> **What to do**: Work out how many lines have "Check" in them. Give only that number.

> **Records contained in a dataset**:
★ ★ ★

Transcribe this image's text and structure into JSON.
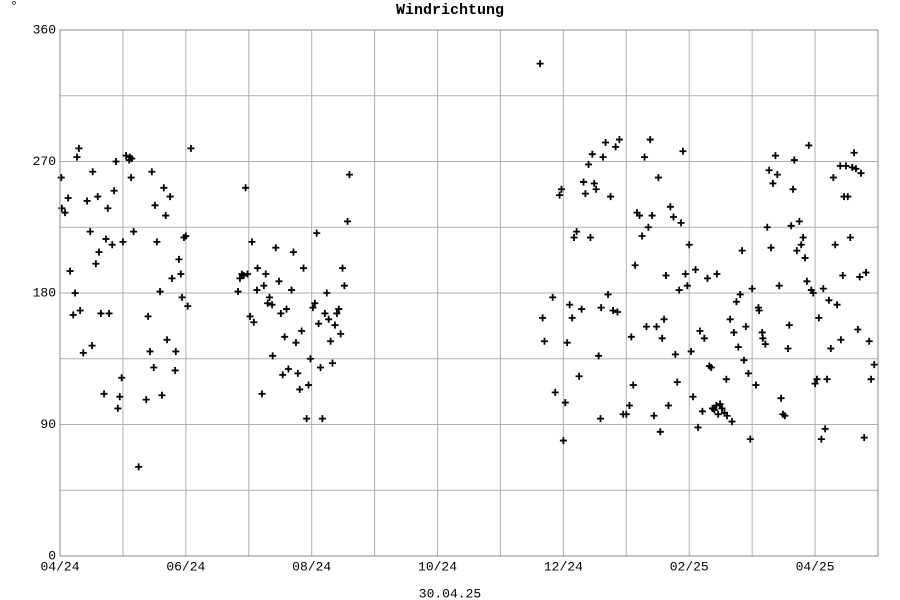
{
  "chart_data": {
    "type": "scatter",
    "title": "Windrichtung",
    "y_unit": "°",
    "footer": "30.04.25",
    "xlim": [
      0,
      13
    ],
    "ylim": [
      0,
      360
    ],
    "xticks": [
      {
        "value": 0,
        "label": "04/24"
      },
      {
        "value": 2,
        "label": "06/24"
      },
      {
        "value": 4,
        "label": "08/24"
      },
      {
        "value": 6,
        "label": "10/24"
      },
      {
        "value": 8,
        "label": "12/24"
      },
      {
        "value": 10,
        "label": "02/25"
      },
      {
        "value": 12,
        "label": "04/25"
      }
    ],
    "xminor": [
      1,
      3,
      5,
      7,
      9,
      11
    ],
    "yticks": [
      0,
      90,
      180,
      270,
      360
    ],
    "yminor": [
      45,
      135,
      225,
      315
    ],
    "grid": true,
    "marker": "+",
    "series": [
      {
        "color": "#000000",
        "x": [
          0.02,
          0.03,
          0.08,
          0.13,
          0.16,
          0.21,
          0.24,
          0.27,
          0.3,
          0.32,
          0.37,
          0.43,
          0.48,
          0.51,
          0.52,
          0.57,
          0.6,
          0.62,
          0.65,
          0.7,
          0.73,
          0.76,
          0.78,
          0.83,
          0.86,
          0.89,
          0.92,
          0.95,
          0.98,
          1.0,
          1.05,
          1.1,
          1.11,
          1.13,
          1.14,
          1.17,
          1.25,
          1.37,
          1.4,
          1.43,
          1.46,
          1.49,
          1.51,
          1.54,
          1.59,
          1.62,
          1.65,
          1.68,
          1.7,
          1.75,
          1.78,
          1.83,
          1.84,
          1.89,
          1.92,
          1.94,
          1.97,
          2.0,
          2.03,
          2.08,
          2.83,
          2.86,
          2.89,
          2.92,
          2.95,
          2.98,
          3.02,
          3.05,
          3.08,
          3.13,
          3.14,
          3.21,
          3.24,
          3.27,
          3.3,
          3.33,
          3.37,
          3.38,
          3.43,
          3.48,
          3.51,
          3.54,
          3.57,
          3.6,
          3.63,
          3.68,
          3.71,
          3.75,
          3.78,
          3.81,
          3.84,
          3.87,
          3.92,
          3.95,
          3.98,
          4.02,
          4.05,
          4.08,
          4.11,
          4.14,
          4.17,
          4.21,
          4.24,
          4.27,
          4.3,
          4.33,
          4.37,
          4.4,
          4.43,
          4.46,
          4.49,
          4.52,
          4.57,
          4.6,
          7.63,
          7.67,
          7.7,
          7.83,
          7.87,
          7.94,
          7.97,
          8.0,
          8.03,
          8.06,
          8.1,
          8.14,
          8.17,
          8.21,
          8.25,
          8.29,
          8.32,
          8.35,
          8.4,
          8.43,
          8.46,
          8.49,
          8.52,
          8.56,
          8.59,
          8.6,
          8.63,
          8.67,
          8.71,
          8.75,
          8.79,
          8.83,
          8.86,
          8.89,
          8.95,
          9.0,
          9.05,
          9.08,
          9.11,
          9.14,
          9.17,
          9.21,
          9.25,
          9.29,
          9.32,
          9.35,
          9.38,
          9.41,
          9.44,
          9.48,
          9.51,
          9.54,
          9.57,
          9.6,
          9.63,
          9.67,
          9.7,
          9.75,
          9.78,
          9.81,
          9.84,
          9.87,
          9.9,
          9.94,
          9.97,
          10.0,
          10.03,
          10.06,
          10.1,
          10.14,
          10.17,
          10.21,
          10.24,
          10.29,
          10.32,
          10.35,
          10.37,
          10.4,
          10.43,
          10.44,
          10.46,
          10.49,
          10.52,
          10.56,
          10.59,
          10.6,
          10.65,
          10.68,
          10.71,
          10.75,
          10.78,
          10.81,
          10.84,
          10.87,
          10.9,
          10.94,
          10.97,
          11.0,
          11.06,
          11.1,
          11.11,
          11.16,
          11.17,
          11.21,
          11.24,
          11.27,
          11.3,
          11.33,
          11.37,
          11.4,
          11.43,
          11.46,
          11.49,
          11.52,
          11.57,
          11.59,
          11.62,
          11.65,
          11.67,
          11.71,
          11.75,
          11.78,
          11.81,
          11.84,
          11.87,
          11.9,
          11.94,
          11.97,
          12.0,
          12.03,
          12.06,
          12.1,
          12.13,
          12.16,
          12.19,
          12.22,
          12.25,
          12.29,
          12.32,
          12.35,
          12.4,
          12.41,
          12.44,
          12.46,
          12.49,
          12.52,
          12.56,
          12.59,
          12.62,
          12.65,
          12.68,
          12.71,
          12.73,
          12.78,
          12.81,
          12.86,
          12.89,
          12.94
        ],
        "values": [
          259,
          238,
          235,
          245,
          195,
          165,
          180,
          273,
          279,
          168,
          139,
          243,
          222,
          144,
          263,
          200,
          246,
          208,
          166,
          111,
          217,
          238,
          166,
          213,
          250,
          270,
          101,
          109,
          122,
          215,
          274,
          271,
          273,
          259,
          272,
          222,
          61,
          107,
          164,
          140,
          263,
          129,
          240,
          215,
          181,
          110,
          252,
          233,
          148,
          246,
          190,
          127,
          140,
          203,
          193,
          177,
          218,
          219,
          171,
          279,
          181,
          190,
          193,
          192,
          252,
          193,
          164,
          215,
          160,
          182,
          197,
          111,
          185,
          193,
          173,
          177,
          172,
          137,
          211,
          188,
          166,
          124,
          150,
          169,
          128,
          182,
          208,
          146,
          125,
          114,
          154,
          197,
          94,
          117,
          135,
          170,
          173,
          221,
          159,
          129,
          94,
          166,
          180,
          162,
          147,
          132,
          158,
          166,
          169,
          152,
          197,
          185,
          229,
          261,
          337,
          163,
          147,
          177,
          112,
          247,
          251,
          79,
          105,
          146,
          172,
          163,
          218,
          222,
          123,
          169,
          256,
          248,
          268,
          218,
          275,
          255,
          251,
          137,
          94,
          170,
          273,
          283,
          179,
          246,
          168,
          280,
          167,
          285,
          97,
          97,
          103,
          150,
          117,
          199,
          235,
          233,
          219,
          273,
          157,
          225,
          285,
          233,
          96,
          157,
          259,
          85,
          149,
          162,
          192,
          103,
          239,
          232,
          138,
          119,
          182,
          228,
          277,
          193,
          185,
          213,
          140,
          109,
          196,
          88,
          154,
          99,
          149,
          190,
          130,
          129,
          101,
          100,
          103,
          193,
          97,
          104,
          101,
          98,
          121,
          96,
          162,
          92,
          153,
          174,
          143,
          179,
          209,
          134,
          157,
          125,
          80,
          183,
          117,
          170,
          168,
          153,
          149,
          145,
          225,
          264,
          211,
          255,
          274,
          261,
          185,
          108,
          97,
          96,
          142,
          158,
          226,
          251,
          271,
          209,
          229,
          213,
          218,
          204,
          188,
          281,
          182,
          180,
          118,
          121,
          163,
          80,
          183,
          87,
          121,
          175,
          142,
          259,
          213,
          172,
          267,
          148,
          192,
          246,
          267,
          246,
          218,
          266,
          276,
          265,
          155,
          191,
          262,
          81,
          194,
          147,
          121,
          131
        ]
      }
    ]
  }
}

★ ★ ★

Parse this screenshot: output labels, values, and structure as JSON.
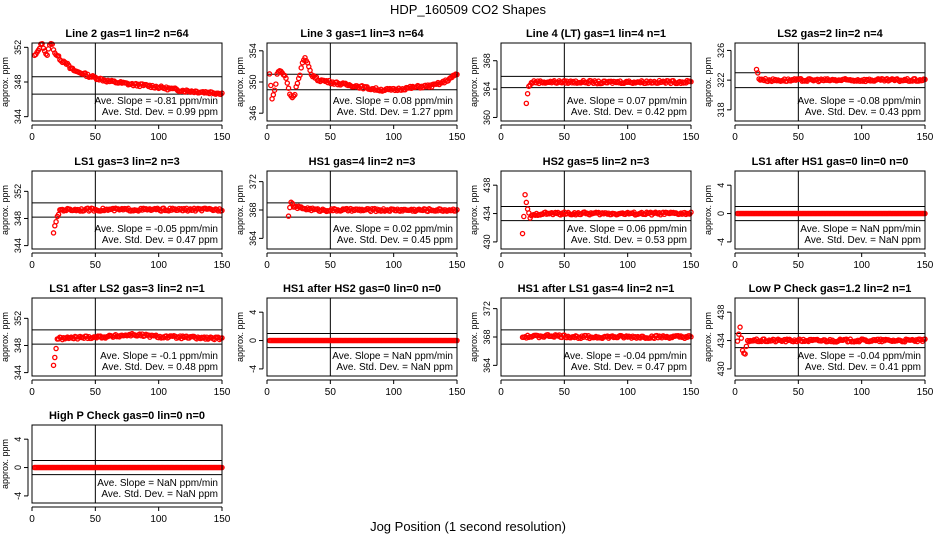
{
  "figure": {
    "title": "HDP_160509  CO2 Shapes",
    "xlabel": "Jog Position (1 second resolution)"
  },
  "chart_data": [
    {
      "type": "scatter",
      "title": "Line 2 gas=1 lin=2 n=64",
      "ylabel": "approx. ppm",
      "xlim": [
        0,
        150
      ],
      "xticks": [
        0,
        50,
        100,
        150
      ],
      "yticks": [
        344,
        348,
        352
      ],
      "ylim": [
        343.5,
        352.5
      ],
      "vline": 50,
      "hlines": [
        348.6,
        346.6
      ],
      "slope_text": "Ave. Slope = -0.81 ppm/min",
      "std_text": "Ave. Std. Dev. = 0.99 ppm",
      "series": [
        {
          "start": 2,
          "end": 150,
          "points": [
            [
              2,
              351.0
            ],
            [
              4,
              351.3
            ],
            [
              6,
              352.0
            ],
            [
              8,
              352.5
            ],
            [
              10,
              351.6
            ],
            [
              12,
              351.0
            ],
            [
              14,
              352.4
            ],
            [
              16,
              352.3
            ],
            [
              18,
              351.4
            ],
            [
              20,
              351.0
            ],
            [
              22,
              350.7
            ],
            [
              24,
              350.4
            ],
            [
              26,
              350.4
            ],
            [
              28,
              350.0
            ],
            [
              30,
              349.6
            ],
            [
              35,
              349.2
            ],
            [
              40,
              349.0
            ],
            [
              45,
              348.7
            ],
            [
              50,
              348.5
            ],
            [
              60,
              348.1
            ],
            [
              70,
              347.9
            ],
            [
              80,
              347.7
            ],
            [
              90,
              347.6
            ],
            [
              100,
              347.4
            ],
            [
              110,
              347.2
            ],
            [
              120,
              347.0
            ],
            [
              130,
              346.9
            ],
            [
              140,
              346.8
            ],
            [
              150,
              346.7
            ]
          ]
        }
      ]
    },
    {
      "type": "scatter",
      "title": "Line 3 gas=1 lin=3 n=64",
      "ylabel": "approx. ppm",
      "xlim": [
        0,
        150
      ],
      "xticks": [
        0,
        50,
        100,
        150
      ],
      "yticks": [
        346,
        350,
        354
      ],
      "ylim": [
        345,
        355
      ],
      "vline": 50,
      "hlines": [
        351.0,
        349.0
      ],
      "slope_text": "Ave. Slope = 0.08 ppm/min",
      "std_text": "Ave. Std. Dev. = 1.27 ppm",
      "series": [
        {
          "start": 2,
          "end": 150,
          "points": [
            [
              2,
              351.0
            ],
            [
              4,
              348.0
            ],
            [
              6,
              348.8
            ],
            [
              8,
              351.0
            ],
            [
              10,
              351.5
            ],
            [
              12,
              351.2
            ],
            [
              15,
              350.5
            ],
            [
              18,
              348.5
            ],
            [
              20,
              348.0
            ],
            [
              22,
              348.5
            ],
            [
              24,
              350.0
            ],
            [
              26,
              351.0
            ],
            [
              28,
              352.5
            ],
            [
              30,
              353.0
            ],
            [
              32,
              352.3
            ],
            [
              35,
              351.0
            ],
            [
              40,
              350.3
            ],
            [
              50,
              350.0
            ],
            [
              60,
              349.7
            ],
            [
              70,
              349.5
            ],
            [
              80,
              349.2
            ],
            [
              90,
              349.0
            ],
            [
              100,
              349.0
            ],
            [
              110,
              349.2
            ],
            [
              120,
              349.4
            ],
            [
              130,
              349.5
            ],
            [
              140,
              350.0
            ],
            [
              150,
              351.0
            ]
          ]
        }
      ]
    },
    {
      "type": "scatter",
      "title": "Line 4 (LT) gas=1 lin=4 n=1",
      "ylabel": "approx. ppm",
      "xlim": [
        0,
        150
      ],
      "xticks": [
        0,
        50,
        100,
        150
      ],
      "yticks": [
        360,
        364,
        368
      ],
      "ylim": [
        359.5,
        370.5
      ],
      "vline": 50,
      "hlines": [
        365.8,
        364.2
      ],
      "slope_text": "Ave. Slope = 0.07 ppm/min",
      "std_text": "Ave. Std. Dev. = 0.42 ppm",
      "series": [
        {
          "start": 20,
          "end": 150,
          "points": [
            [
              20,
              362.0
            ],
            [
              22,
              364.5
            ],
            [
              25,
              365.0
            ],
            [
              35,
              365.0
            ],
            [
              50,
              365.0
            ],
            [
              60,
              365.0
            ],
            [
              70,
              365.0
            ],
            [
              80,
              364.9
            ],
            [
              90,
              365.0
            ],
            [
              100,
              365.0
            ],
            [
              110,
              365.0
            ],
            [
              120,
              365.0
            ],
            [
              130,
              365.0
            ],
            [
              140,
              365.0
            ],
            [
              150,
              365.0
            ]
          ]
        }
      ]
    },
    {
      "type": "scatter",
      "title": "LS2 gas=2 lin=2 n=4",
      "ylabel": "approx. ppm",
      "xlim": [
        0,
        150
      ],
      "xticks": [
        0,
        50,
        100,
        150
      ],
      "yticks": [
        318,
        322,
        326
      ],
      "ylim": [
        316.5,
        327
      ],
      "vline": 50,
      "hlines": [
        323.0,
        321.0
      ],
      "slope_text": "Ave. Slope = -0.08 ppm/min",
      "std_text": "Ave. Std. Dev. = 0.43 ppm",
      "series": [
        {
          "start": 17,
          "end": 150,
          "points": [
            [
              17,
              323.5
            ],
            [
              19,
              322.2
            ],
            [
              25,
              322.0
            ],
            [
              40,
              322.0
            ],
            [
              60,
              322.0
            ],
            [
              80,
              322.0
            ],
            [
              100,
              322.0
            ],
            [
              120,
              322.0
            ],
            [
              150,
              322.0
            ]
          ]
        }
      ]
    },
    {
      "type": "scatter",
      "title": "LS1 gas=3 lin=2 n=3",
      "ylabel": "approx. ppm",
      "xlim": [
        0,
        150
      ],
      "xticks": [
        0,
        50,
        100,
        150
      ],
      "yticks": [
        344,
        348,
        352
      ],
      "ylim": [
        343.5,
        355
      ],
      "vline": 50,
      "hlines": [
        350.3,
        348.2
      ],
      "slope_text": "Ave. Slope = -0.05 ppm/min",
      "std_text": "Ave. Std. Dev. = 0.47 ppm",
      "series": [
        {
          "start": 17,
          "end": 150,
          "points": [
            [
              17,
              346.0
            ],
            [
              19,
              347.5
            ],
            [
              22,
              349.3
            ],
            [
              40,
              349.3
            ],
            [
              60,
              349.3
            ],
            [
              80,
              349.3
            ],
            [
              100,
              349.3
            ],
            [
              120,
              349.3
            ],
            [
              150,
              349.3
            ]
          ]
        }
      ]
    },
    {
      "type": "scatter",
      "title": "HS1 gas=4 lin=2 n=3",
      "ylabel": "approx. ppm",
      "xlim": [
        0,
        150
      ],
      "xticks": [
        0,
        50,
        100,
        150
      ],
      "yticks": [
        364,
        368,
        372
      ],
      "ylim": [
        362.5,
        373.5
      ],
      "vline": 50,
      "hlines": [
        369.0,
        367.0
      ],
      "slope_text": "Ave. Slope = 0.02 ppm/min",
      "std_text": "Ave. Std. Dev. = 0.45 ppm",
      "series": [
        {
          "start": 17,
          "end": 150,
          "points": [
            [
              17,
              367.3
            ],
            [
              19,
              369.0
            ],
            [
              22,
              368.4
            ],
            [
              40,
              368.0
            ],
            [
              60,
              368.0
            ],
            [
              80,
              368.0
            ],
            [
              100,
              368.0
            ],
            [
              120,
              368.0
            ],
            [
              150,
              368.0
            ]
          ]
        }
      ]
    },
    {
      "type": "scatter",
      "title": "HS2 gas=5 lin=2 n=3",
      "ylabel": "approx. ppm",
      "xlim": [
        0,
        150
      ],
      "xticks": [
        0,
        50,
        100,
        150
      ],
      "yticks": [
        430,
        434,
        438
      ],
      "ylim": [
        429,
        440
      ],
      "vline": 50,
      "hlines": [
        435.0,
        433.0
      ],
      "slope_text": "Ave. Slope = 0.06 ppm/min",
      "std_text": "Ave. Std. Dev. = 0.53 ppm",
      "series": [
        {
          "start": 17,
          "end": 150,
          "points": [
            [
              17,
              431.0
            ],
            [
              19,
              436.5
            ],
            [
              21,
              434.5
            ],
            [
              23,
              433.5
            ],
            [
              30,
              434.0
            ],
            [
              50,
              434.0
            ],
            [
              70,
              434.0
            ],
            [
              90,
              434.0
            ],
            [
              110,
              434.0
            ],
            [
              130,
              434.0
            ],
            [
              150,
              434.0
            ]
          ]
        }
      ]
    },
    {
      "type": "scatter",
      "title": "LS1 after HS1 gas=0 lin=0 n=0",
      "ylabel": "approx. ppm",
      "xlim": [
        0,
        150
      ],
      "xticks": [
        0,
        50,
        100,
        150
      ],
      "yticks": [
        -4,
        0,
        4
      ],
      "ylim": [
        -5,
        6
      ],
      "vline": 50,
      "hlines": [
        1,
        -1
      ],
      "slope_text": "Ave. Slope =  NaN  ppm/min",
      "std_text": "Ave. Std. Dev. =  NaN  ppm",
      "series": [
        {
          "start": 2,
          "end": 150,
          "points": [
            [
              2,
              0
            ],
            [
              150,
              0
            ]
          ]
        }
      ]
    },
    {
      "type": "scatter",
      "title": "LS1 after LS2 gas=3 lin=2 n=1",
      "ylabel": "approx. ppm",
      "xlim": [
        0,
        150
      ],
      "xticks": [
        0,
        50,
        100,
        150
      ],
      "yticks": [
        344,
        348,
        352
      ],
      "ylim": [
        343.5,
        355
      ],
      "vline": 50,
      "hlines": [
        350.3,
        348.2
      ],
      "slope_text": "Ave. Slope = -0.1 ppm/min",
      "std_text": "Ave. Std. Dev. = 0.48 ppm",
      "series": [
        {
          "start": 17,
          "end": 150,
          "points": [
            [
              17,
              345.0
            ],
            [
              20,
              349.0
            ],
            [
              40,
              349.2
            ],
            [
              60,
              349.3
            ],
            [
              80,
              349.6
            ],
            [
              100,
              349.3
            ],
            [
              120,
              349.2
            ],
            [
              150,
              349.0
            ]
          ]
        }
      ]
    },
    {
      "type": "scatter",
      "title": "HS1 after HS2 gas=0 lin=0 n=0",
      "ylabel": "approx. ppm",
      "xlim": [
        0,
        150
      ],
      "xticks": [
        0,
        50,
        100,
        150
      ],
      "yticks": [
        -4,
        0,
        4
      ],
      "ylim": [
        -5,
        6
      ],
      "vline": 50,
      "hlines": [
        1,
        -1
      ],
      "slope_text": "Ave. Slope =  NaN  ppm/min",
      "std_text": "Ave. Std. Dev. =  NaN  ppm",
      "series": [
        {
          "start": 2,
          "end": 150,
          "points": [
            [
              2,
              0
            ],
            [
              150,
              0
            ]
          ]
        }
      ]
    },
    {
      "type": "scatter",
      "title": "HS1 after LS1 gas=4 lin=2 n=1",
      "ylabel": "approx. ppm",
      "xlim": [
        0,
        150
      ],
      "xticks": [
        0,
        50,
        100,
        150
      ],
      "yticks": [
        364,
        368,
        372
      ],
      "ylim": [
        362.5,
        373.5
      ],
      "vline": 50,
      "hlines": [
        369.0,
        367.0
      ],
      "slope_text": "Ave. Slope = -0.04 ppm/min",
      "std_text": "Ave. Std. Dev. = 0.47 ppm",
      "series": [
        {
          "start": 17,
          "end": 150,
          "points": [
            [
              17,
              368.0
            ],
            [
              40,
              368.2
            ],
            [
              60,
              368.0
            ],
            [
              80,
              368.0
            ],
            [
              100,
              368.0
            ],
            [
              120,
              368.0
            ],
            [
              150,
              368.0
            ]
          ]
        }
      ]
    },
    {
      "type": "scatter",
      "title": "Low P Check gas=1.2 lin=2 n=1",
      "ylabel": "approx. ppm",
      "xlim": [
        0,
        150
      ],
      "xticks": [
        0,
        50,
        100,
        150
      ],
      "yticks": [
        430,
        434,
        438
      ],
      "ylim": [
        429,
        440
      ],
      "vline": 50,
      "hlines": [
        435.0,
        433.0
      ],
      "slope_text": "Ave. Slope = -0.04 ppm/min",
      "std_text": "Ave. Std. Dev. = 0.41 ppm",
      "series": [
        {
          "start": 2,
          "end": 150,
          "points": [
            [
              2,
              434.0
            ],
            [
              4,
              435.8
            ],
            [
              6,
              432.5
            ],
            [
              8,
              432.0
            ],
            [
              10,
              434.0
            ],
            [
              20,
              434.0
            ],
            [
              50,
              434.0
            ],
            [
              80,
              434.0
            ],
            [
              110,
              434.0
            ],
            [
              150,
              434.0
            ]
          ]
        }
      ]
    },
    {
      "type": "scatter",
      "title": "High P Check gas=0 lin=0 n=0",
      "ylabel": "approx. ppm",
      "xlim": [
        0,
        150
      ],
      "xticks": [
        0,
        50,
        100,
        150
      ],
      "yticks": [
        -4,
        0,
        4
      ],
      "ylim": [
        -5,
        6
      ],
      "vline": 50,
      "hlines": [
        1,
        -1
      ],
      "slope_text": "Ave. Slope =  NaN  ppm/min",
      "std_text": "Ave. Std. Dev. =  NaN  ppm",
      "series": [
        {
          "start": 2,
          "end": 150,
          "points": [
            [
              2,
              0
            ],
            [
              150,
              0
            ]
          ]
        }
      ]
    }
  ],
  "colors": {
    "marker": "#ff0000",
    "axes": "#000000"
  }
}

★ ★ ★

> **Complete output**: 2